Exercise materials —
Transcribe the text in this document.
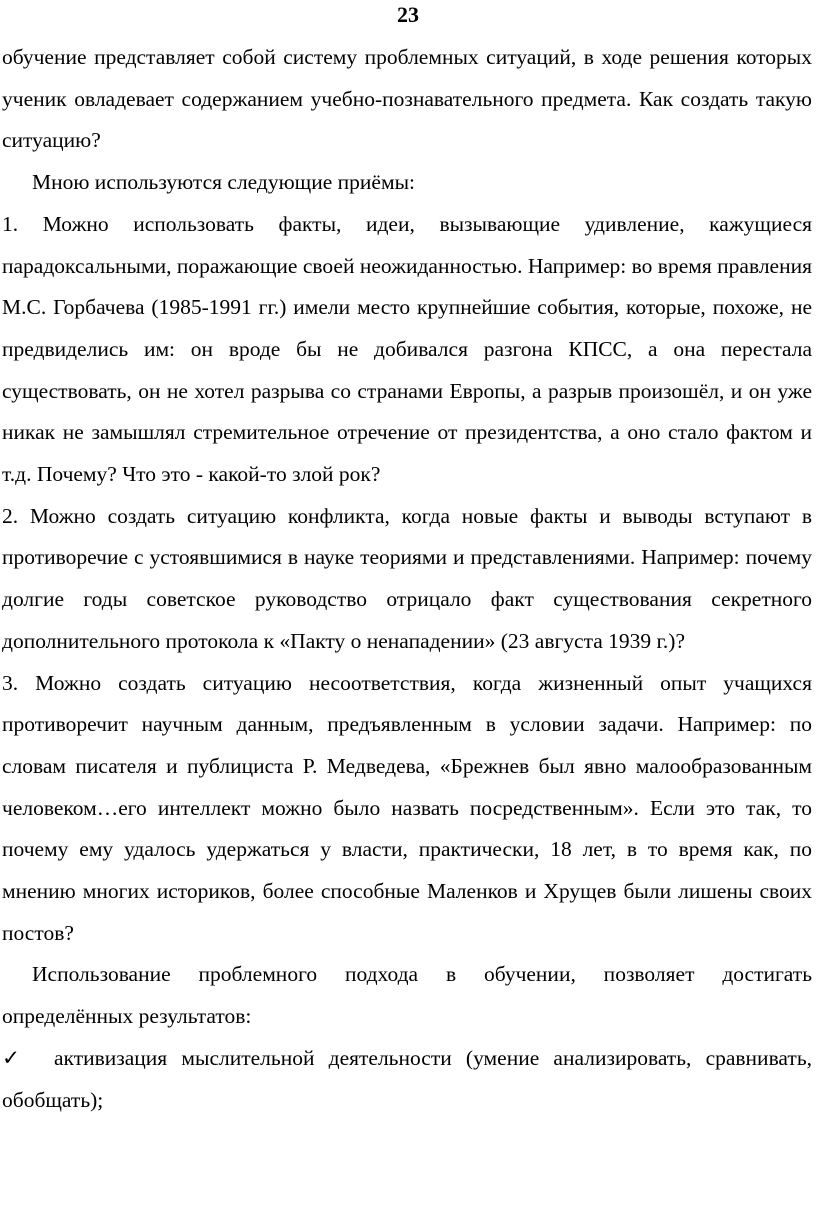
23

обучение представляет собой систему проблемных ситуаций, в ходе решения которых ученик овладевает содержанием учебно-познавательного предмета. Как создать такую ситуацию?

Мною используются следующие приёмы:

1. Можно использовать факты, идеи, вызывающие удивление, кажущиеся парадоксальными, поражающие своей неожиданностью. Например: во время правления М.С. Горбачева (1985-1991 гг.) имели место крупнейшие события, которые, похоже, не предвиделись им: он вроде бы не добивался разгона КПСС, а она перестала существовать, он не хотел разрыва со странами Европы, а разрыв произошёл, и он уже никак не замышлял стремительное отречение от президентства, а оно стало фактом и т.д. Почему? Что это - какой-то злой рок?

2. Можно создать ситуацию конфликта, когда новые факты и выводы вступают в противоречие с устоявшимися в науке теориями и представлениями. Например: почему долгие годы советское руководство отрицало факт существования секретного дополнительного протокола к «Пакту о ненападении» (23 августа 1939 г.)?

3. Можно создать ситуацию несоответствия, когда жизненный опыт учащихся противоречит научным данным, предъявленным в условии задачи. Например: по словам писателя и публициста Р. Медведева, «Брежнев был явно малообразованным человеком…его интеллект можно было назвать посредственным». Если это так, то почему ему удалось удержаться у власти, практически, 18 лет, в то время как, по мнению многих историков, более способные Маленков и Хрущев были лишены своих постов?

Использование проблемного подхода в обучении, позволяет достигать определённых результатов:

✓ активизация мыслительной деятельности (умение анализировать, сравнивать, обобщать);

What you should do — Make an exact copy of the listing above. Do not include the pictures.

Written response —
Transcribe the text in this document.
23

обучение представляет собой систему проблемных ситуаций, в ходе решения которых ученик овладевает содержанием учебно-познавательного предмета. Как создать такую ситуацию?

Мною используются следующие приёмы:

1. Можно использовать факты, идеи, вызывающие удивление, кажущиеся парадоксальными, поражающие своей неожиданностью. Например: во время правления М.С. Горбачева (1985-1991 гг.) имели место крупнейшие события, которые, похоже, не предвиделись им: он вроде бы не добивался разгона КПСС, а она перестала существовать, он не хотел разрыва со странами Европы, а разрыв произошёл, и он уже никак не замышлял стремительное отречение от президентства, а оно стало фактом и т.д. Почему? Что это - какой-то злой рок?

2. Можно создать ситуацию конфликта, когда новые факты и выводы вступают в противоречие с устоявшимися в науке теориями и представлениями. Например: почему долгие годы советское руководство отрицало факт существования секретного дополнительного протокола к «Пакту о ненападении» (23 августа 1939 г.)?

3. Можно создать ситуацию несоответствия, когда жизненный опыт учащихся противоречит научным данным, предъявленным в условии задачи. Например: по словам писателя и публициста Р. Медведева, «Брежнев был явно малообразованным человеком…его интеллект можно было назвать посредственным». Если это так, то почему ему удалось удержаться у власти, практически, 18 лет, в то время как, по мнению многих историков, более способные Маленков и Хрущев были лишены своих постов?

Использование проблемного подхода в обучении, позволяет достигать определённых результатов:

✓ активизация мыслительной деятельности (умение анализировать, сравнивать, обобщать);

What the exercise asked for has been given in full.